-- BEGIN --

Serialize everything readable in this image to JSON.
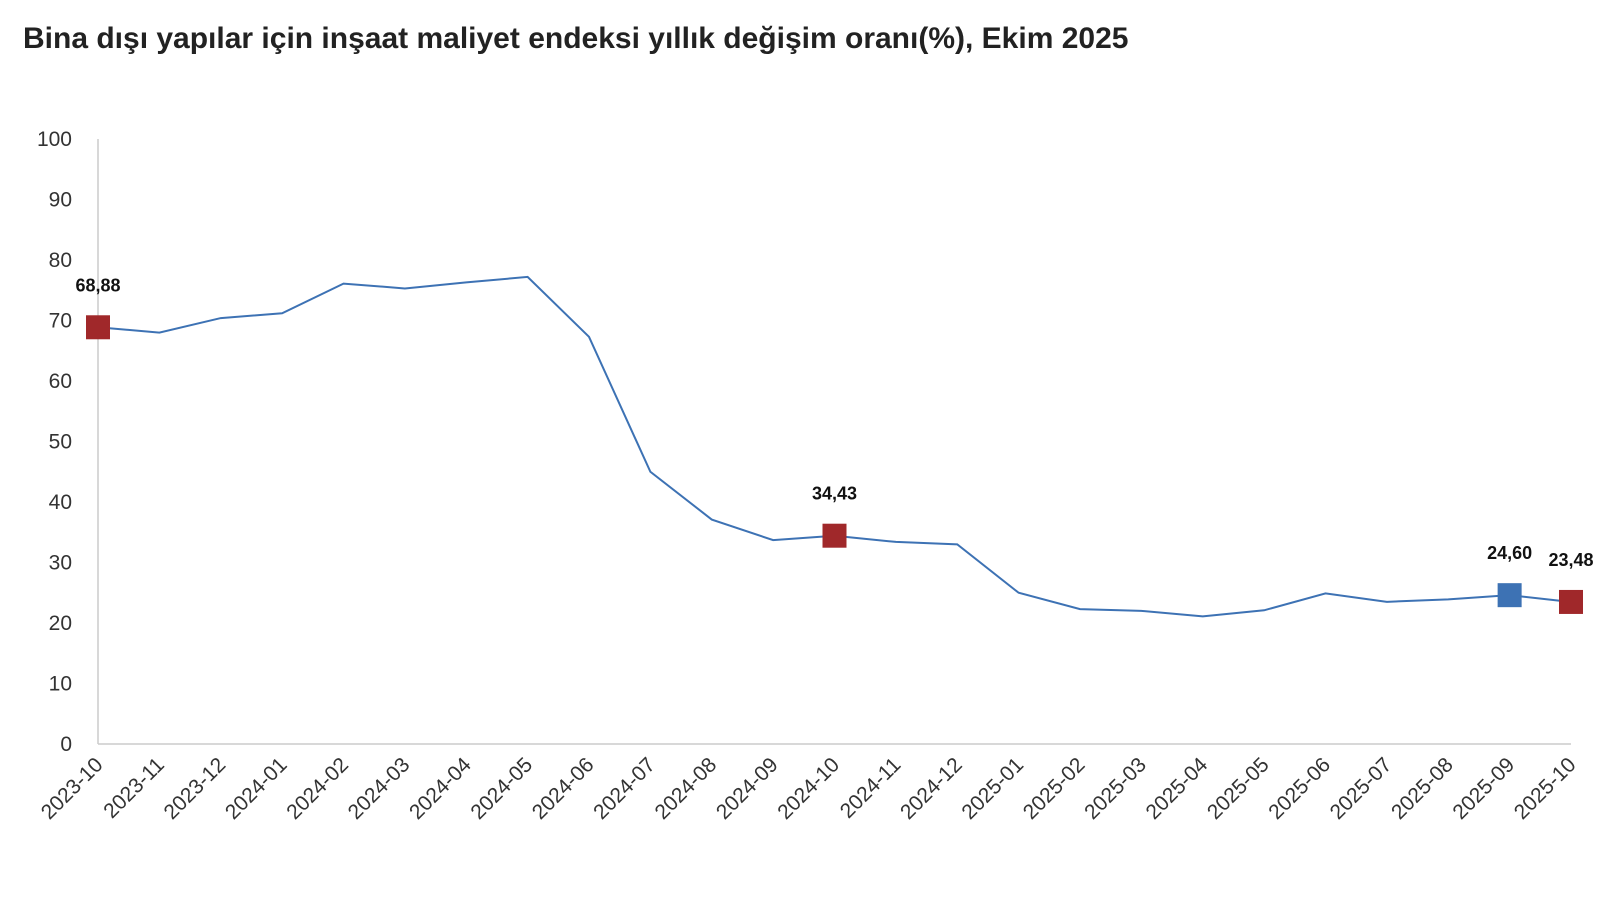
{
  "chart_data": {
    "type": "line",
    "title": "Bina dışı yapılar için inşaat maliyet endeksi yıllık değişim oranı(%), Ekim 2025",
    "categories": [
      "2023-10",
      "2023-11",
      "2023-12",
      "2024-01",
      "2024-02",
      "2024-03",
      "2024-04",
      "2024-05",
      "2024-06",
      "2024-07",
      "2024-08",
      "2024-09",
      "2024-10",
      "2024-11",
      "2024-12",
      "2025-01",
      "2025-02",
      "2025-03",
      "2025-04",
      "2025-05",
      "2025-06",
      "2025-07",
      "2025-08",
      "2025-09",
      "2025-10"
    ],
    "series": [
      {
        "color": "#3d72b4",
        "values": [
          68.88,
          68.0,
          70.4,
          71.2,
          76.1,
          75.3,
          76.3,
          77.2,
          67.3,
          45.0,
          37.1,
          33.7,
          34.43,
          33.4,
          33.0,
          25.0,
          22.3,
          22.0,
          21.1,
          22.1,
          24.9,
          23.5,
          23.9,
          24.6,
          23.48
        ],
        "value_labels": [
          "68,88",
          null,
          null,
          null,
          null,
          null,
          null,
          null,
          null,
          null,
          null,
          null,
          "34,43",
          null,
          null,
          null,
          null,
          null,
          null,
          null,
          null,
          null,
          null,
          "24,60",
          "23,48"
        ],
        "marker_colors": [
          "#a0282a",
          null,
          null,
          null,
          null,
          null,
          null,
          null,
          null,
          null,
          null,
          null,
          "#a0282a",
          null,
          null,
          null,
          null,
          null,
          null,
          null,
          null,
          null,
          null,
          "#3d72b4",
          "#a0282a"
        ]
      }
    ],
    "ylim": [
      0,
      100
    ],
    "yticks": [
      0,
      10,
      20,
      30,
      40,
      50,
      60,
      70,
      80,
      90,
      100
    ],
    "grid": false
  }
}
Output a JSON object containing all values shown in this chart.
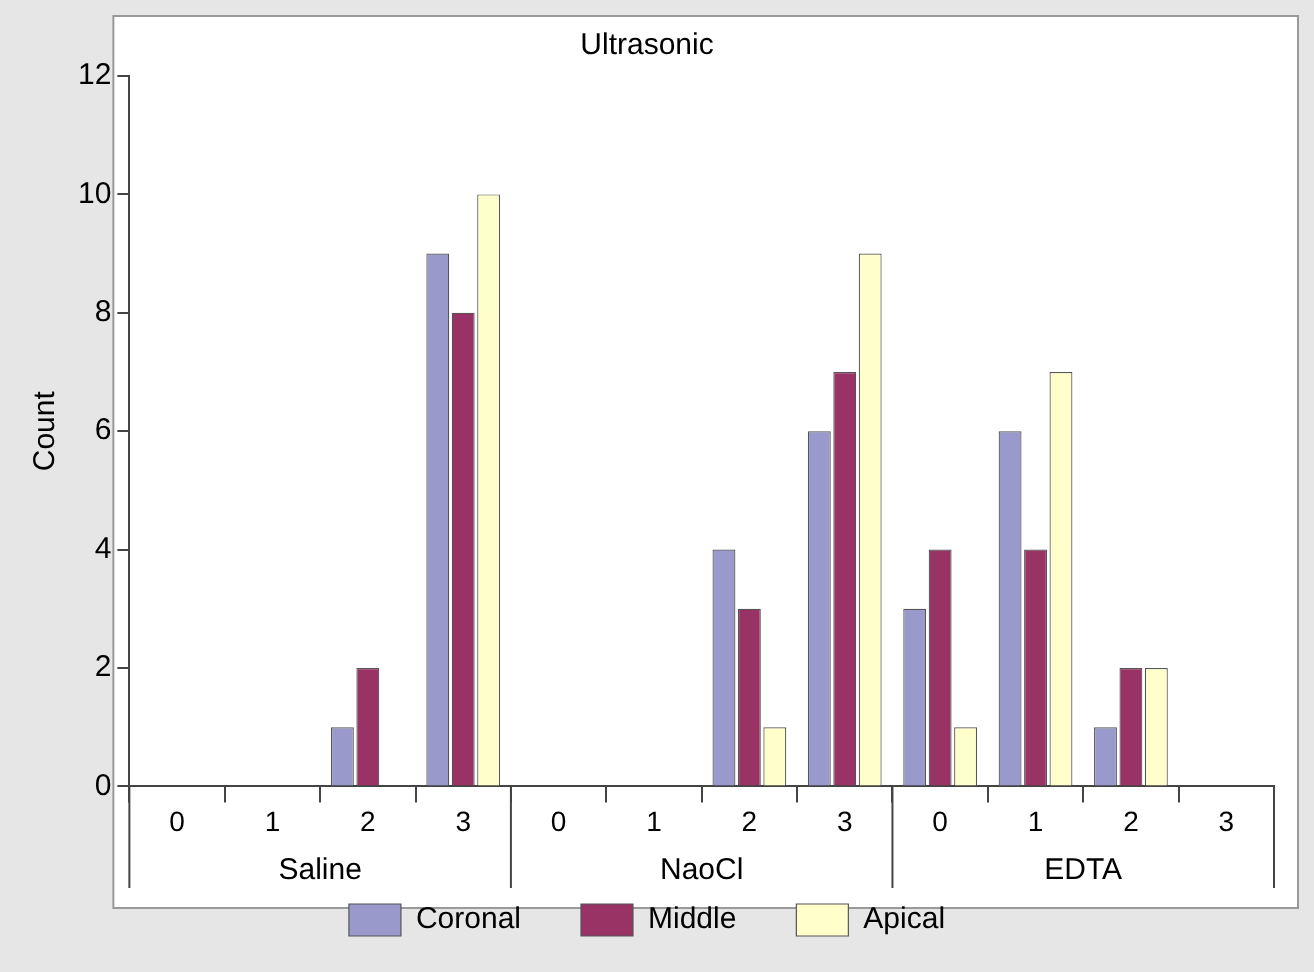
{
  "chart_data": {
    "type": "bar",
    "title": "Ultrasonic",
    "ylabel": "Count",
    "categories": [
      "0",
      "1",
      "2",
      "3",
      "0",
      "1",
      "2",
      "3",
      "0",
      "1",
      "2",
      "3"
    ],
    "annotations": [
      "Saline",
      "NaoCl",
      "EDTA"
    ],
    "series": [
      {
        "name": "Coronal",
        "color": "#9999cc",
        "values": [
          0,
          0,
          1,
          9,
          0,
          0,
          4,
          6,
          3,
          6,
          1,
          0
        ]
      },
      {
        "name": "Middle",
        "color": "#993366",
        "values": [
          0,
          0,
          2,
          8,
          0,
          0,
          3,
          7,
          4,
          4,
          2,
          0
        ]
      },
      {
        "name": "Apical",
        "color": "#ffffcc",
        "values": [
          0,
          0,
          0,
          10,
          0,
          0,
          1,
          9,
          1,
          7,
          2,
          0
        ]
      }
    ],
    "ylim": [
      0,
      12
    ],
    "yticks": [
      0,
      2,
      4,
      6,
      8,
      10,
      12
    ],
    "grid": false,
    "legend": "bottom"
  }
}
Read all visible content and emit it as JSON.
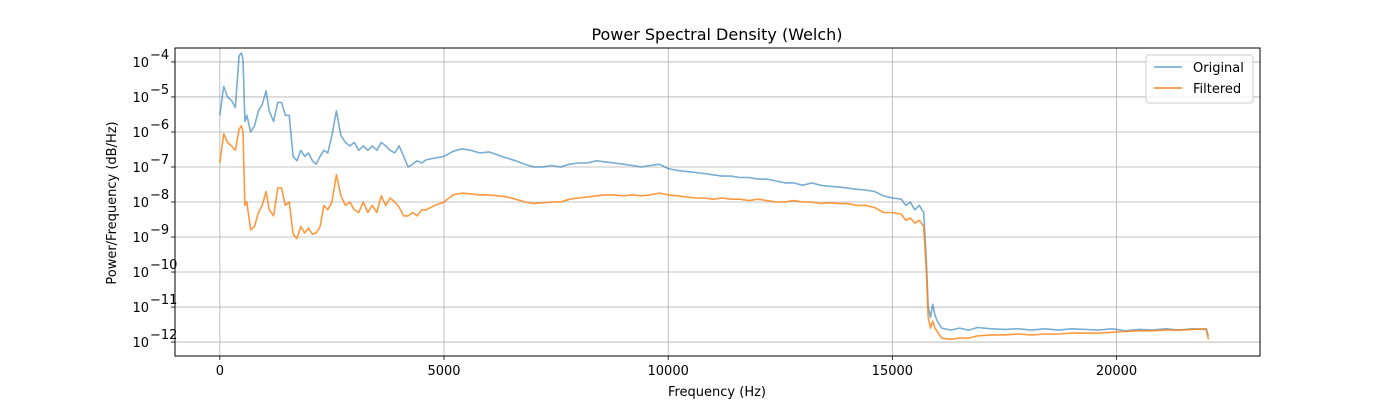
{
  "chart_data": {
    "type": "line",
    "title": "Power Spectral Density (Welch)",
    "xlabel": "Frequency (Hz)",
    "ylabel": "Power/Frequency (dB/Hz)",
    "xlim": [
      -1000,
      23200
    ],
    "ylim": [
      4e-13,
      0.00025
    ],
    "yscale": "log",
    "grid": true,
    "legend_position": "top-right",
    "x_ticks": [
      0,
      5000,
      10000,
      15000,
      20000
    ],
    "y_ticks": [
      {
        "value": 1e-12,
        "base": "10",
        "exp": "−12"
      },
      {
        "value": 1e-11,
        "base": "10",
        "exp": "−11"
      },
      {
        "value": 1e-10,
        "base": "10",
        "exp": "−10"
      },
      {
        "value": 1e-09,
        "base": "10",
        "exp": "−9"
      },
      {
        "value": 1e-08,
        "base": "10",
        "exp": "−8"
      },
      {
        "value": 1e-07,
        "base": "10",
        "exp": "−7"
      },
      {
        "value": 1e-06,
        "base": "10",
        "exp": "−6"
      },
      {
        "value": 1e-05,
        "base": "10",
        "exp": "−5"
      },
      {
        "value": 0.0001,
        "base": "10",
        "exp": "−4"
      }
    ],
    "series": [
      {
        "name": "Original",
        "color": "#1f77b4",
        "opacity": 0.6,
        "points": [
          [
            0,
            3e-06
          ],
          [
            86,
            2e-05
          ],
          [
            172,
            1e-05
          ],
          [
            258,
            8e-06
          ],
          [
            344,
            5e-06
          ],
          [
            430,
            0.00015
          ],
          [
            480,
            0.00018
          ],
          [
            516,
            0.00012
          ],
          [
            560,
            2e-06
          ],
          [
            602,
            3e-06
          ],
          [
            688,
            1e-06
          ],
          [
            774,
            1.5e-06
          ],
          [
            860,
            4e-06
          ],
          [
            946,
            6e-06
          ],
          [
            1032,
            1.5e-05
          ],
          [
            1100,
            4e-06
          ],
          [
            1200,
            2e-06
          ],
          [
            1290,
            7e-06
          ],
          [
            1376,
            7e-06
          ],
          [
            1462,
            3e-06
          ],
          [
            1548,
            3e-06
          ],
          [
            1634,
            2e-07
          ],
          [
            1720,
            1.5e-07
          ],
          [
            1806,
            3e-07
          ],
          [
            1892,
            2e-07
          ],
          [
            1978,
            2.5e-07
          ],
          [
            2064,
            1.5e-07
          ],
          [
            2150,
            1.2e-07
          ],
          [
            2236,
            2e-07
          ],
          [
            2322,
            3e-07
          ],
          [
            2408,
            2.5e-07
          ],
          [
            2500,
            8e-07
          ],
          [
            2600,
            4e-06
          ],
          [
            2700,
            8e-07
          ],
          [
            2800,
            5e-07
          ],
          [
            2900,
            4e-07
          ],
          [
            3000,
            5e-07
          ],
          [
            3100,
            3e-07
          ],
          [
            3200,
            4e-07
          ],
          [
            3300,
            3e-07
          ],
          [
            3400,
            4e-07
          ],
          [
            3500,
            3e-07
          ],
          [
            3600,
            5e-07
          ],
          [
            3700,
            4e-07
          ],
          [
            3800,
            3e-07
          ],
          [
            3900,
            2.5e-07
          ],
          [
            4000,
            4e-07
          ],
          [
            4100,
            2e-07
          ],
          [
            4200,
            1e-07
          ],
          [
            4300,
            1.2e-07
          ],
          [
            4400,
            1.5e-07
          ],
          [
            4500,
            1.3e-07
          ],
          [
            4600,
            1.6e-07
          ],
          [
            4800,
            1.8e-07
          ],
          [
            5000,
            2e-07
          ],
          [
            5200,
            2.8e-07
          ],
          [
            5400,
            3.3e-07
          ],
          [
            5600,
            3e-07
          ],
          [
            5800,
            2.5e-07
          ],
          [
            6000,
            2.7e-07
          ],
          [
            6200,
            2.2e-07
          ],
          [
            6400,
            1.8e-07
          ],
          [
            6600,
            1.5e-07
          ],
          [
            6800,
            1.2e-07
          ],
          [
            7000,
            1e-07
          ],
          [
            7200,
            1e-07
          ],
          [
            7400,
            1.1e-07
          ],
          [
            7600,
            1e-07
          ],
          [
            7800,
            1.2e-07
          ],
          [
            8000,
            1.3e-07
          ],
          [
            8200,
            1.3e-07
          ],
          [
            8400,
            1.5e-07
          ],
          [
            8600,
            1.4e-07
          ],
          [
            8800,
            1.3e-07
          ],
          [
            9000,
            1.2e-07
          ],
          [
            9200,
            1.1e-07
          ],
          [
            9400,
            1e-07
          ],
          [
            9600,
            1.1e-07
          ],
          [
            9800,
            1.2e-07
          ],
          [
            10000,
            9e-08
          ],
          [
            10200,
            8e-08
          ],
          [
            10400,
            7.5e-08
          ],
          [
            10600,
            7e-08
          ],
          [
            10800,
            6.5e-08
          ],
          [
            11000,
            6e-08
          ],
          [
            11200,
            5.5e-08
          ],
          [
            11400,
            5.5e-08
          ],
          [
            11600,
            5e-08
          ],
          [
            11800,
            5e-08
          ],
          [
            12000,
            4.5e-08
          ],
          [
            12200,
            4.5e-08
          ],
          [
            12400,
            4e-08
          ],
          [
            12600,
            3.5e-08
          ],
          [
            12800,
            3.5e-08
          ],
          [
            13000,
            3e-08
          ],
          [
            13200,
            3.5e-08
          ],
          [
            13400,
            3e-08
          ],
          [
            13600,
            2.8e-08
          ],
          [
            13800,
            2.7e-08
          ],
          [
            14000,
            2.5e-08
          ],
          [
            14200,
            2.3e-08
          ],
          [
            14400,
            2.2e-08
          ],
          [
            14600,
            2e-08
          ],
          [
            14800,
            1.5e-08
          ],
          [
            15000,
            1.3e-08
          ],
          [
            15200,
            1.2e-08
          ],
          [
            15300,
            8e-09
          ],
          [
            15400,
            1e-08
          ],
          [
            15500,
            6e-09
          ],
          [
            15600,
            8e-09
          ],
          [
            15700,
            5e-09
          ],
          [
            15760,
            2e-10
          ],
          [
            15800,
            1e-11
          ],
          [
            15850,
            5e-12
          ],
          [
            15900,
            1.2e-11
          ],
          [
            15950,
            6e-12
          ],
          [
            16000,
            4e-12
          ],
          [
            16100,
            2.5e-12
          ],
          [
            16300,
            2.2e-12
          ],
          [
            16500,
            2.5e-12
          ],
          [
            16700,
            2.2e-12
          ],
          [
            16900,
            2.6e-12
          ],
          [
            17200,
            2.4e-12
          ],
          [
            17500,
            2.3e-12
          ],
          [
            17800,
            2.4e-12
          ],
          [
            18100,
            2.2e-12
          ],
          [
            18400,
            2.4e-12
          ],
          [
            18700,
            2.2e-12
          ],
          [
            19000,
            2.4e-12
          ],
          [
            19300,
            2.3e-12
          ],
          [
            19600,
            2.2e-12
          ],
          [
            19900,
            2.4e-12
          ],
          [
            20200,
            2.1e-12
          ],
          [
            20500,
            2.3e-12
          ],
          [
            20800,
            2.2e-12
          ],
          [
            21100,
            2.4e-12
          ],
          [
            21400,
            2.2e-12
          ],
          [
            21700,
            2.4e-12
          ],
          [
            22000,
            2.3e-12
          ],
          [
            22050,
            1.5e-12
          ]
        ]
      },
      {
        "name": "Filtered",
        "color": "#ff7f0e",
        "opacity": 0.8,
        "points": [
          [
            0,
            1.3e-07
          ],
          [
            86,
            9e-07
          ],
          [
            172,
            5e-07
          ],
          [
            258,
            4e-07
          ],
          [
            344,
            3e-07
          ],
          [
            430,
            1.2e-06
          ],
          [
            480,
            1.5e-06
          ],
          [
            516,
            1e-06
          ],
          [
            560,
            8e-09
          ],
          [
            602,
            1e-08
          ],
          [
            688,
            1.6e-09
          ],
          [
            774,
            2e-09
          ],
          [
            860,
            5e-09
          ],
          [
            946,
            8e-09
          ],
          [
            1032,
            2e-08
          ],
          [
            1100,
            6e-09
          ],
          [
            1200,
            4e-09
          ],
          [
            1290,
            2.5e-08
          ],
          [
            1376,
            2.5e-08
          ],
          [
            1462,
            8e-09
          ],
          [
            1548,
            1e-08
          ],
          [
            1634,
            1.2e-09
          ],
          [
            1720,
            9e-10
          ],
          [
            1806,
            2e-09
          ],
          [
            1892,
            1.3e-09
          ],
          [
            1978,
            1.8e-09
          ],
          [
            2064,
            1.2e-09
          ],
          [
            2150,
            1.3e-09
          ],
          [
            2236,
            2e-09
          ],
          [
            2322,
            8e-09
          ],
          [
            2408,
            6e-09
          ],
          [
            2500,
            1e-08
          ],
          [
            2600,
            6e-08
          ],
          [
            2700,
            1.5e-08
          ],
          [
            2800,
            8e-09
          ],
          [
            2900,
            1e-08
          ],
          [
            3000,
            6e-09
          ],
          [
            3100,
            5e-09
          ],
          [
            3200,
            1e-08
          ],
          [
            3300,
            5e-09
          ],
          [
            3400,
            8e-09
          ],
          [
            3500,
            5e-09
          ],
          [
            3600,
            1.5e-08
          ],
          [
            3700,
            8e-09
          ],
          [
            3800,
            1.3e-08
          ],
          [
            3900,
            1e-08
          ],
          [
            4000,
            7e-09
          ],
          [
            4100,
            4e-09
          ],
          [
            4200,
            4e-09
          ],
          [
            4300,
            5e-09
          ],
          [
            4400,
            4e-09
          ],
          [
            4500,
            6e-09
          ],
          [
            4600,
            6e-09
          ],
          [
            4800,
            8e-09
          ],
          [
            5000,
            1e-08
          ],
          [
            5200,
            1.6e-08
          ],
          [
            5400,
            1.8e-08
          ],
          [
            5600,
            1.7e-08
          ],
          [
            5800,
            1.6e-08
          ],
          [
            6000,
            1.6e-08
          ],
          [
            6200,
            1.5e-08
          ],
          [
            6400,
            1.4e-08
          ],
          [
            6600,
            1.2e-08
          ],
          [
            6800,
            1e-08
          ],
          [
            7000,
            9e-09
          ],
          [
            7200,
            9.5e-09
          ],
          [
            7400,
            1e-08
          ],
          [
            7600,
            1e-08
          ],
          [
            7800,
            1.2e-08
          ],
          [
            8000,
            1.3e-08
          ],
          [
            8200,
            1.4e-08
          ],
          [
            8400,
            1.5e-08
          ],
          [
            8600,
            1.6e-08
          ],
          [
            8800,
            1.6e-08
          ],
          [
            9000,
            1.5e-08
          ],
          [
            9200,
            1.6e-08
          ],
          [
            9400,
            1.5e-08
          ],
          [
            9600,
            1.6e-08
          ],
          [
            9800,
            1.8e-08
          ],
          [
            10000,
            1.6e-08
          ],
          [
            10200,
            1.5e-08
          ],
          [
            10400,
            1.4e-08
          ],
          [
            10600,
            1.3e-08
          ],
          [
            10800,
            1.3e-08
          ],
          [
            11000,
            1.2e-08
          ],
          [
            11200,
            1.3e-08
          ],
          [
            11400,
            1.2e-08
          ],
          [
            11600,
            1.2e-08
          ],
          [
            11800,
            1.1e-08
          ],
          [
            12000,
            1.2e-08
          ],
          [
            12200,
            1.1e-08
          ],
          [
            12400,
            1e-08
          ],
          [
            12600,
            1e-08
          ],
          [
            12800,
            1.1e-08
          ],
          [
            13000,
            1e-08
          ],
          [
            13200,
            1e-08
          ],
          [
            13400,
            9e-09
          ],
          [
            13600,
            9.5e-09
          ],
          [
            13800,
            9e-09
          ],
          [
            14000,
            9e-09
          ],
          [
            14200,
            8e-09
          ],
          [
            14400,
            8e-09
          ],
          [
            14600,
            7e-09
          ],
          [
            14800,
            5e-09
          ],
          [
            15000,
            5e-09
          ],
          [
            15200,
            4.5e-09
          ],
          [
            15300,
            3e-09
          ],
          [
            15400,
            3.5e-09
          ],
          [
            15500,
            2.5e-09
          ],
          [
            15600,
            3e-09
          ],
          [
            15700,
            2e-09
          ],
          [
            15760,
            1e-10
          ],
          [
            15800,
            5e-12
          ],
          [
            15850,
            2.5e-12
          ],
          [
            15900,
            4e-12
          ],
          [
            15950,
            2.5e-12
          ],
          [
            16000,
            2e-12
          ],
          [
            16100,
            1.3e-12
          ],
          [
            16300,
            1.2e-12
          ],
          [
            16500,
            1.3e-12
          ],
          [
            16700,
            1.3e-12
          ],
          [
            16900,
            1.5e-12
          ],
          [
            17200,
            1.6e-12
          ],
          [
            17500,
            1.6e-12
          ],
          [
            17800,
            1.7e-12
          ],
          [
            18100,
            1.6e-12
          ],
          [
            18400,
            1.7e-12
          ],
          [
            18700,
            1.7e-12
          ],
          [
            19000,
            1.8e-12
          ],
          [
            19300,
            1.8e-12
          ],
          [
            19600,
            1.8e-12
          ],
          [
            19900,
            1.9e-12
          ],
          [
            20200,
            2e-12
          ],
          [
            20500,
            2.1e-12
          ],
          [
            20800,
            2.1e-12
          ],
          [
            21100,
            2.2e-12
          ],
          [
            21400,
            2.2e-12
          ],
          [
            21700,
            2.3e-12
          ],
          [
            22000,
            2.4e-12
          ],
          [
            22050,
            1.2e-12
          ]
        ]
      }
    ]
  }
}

-- END --

Pick out each line above that includes "ylabel" and show it.

    "ylabel": "Count",
    "ylabel": "Power/Frequency (dB/Hz)",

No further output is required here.